## start Extracted material

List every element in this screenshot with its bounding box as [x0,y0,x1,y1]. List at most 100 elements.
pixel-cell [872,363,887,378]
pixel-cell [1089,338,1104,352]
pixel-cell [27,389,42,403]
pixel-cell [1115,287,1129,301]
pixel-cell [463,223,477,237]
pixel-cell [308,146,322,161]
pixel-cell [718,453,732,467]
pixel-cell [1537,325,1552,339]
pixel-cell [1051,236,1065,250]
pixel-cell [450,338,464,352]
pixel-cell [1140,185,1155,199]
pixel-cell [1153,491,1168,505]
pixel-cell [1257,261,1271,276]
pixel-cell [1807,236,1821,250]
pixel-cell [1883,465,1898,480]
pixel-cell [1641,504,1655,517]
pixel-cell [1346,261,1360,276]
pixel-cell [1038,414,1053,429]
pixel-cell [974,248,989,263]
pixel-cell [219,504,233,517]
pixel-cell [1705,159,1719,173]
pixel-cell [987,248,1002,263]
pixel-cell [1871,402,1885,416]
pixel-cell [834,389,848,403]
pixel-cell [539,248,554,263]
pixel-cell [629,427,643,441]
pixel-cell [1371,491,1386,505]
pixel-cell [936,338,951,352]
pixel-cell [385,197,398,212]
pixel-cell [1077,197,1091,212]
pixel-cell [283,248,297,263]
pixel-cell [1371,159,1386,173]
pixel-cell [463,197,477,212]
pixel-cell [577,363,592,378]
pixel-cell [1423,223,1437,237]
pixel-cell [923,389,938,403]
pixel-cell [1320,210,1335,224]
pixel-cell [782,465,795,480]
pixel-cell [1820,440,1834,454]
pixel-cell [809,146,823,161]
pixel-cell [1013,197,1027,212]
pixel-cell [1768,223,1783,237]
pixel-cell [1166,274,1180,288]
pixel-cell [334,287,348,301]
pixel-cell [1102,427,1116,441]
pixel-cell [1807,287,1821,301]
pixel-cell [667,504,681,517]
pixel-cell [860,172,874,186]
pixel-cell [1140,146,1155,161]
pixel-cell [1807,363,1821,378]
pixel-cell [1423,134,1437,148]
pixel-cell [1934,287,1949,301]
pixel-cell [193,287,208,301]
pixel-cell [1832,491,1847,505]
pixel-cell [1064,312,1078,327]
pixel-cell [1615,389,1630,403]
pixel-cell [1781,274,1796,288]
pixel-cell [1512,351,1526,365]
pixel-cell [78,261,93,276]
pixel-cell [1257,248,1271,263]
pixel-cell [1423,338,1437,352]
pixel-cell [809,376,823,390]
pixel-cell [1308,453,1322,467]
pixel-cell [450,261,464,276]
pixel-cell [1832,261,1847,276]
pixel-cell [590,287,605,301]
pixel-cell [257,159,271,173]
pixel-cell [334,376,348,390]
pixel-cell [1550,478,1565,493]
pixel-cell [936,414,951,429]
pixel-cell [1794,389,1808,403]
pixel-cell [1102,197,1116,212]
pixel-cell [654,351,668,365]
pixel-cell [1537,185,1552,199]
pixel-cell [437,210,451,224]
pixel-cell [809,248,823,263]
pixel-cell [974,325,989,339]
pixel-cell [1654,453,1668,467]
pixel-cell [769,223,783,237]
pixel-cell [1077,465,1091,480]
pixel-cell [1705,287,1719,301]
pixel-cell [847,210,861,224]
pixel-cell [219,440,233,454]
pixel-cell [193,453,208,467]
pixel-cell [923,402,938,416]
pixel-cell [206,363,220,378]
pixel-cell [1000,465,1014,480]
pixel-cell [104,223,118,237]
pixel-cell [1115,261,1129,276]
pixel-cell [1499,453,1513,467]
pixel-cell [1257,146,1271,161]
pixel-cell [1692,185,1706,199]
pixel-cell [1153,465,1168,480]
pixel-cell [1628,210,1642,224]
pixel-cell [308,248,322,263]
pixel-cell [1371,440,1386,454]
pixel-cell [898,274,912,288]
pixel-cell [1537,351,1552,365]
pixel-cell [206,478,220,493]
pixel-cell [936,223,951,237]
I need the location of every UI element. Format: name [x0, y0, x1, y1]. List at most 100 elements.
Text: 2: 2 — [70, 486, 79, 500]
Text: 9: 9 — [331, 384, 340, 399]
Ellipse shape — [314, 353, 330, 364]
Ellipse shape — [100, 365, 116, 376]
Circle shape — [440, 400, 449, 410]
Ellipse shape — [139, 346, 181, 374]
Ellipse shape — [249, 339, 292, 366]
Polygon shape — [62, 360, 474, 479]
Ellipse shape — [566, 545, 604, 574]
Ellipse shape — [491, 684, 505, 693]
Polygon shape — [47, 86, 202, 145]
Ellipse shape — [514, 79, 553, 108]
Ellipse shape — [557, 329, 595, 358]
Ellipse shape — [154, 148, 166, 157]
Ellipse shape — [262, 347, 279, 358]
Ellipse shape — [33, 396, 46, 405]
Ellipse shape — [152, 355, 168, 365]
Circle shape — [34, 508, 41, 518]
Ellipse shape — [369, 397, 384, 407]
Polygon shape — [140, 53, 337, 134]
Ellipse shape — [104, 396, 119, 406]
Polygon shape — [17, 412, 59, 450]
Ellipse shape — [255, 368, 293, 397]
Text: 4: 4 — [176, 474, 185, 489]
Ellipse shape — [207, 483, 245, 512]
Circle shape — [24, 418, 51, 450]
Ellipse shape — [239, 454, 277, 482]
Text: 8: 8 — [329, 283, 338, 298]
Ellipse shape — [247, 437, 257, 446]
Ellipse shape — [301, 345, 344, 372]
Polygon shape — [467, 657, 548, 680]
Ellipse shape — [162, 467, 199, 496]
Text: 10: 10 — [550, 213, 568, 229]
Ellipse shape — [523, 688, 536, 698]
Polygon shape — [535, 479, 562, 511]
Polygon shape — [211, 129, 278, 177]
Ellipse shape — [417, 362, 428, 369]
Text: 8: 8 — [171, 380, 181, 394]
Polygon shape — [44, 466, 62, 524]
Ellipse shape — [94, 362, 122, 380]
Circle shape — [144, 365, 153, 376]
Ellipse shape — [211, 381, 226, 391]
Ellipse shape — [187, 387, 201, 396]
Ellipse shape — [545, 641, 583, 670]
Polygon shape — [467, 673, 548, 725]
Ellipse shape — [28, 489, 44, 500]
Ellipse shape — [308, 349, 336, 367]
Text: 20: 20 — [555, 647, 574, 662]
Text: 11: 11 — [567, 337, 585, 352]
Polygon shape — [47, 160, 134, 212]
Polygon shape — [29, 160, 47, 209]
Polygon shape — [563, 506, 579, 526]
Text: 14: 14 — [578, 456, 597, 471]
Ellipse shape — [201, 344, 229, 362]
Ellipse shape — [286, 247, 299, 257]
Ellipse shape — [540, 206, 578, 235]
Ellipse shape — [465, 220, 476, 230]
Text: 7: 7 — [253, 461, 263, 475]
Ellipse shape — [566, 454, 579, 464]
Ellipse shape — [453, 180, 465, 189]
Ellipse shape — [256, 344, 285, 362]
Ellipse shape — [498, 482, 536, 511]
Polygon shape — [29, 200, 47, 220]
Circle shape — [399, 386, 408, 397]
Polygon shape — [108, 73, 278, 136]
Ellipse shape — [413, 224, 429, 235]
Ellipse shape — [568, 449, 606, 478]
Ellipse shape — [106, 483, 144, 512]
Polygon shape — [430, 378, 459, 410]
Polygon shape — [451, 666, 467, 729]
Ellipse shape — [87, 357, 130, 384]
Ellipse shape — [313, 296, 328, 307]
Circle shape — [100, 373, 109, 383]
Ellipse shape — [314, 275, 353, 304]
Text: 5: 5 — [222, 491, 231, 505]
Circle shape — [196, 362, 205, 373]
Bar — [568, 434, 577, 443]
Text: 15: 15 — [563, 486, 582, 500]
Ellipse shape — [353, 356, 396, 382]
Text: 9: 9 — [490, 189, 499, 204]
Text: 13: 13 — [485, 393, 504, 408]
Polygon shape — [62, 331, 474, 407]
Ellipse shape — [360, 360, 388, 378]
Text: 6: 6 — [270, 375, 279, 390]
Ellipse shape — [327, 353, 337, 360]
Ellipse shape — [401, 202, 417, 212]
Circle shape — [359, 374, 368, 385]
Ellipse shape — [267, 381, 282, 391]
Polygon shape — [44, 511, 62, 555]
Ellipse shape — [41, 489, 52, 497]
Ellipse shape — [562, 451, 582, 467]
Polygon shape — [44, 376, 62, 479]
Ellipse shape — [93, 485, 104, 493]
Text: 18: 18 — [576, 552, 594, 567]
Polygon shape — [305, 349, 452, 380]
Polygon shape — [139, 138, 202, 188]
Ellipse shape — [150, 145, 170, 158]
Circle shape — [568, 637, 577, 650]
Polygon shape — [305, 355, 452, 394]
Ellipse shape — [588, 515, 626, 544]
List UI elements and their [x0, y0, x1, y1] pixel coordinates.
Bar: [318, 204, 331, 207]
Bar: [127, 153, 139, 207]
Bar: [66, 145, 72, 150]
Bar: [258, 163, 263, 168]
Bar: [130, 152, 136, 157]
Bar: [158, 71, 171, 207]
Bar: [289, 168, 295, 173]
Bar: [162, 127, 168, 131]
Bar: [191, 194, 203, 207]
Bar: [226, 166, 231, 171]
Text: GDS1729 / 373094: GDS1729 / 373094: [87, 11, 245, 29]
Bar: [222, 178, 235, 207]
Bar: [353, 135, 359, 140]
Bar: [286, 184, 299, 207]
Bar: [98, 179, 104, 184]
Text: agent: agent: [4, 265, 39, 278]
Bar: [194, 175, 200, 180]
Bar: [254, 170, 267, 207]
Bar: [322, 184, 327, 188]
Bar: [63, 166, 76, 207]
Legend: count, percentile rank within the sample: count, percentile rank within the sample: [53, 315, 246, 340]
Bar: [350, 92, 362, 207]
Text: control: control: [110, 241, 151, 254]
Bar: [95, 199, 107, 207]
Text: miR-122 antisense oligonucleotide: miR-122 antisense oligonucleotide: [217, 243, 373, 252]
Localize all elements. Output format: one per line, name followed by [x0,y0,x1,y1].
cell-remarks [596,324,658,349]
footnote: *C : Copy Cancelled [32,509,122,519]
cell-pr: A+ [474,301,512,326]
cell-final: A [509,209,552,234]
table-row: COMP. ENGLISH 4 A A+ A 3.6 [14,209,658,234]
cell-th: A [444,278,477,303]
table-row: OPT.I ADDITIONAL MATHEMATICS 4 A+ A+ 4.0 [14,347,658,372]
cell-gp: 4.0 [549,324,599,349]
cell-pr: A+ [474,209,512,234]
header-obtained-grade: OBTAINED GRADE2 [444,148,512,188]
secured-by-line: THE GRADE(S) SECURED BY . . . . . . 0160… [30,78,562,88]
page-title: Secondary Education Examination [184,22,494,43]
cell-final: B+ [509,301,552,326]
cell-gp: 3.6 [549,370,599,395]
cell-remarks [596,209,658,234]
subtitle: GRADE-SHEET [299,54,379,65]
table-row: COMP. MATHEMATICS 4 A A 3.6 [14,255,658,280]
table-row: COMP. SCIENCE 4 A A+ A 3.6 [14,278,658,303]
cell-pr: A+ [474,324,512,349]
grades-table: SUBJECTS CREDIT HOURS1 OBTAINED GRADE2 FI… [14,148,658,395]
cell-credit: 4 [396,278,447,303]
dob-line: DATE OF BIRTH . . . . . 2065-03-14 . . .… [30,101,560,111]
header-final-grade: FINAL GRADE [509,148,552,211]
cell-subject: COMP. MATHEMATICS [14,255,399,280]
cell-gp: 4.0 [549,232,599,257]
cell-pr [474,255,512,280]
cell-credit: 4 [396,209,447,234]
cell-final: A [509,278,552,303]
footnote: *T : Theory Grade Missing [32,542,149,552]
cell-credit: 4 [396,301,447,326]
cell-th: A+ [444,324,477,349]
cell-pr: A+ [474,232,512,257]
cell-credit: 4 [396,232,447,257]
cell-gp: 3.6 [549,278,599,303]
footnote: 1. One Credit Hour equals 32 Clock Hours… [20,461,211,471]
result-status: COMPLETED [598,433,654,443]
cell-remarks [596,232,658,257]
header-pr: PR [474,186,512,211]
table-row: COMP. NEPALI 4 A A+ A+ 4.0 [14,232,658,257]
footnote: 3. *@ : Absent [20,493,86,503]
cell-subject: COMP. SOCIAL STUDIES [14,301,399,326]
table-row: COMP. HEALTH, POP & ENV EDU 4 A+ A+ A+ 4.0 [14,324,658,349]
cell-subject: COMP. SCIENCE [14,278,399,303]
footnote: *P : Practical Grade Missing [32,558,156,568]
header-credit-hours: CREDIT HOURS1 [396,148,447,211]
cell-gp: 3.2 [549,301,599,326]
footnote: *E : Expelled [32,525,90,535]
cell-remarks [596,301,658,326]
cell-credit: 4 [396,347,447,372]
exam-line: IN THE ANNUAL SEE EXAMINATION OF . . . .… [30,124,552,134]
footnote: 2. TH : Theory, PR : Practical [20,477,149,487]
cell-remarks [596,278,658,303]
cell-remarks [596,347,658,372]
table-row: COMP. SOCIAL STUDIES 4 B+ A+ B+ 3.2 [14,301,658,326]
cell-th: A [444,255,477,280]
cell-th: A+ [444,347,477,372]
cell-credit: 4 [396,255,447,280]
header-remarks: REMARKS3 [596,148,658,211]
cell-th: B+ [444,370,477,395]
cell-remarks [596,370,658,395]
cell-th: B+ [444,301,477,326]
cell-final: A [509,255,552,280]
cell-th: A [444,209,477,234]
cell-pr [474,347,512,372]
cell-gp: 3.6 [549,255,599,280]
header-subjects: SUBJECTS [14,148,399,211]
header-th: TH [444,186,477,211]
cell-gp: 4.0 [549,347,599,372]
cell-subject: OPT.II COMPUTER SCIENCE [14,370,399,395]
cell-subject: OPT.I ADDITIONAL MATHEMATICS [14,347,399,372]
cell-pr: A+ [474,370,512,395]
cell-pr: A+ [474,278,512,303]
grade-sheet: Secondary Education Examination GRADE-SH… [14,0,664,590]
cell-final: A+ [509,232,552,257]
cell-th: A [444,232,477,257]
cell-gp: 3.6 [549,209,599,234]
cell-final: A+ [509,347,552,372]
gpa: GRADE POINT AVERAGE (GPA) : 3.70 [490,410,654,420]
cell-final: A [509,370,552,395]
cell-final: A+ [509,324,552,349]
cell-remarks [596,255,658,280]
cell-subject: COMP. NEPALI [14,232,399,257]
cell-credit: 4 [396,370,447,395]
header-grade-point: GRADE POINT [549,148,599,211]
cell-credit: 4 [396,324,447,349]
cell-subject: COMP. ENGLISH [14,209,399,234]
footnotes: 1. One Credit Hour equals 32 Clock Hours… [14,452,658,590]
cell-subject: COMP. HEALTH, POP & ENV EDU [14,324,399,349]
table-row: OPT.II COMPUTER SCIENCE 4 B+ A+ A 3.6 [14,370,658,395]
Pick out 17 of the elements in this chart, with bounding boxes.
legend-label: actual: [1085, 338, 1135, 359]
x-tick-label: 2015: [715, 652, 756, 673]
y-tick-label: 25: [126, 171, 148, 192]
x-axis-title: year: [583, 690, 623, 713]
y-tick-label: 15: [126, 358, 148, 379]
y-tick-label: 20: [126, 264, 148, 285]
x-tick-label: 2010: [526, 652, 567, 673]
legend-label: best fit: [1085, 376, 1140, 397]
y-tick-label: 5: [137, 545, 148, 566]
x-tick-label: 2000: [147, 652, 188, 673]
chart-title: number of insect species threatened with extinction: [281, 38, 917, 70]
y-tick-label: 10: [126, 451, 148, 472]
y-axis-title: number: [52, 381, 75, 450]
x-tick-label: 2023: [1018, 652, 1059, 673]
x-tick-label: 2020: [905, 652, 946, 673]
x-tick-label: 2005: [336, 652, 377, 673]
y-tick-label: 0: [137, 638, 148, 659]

## end Extracted material

▶ [Task brief]: Reproduce the rows above word for word, beginning with the very first line and continuing through the line that contains "pixel-cell [1832,261,1847,276]", including both ends.

▶ [Answer]:
List every element in this screenshot with its bounding box as [x0,y0,x1,y1]. List at most 100 elements.
pixel-cell [872,363,887,378]
pixel-cell [1089,338,1104,352]
pixel-cell [27,389,42,403]
pixel-cell [1115,287,1129,301]
pixel-cell [463,223,477,237]
pixel-cell [308,146,322,161]
pixel-cell [718,453,732,467]
pixel-cell [1537,325,1552,339]
pixel-cell [1051,236,1065,250]
pixel-cell [450,338,464,352]
pixel-cell [1140,185,1155,199]
pixel-cell [1153,491,1168,505]
pixel-cell [1257,261,1271,276]
pixel-cell [1807,236,1821,250]
pixel-cell [1883,465,1898,480]
pixel-cell [1641,504,1655,517]
pixel-cell [1346,261,1360,276]
pixel-cell [1038,414,1053,429]
pixel-cell [974,248,989,263]
pixel-cell [219,504,233,517]
pixel-cell [1705,159,1719,173]
pixel-cell [987,248,1002,263]
pixel-cell [1871,402,1885,416]
pixel-cell [834,389,848,403]
pixel-cell [539,248,554,263]
pixel-cell [629,427,643,441]
pixel-cell [1371,491,1386,505]
pixel-cell [936,338,951,352]
pixel-cell [385,197,398,212]
pixel-cell [1077,197,1091,212]
pixel-cell [283,248,297,263]
pixel-cell [1371,159,1386,173]
pixel-cell [463,197,477,212]
pixel-cell [577,363,592,378]
pixel-cell [1423,223,1437,237]
pixel-cell [923,389,938,403]
pixel-cell [1320,210,1335,224]
pixel-cell [782,465,795,480]
pixel-cell [1820,440,1834,454]
pixel-cell [809,146,823,161]
pixel-cell [1013,197,1027,212]
pixel-cell [1768,223,1783,237]
pixel-cell [1166,274,1180,288]
pixel-cell [334,287,348,301]
pixel-cell [1102,427,1116,441]
pixel-cell [1807,287,1821,301]
pixel-cell [667,504,681,517]
pixel-cell [860,172,874,186]
pixel-cell [1140,146,1155,161]
pixel-cell [1807,363,1821,378]
pixel-cell [1423,134,1437,148]
pixel-cell [1934,287,1949,301]
pixel-cell [193,287,208,301]
pixel-cell [1832,491,1847,505]
pixel-cell [1064,312,1078,327]
pixel-cell [1615,389,1630,403]
pixel-cell [1781,274,1796,288]
pixel-cell [1512,351,1526,365]
pixel-cell [78,261,93,276]
pixel-cell [1257,248,1271,263]
pixel-cell [1423,338,1437,352]
pixel-cell [809,376,823,390]
pixel-cell [1308,453,1322,467]
pixel-cell [450,261,464,276]
pixel-cell [1832,261,1847,276]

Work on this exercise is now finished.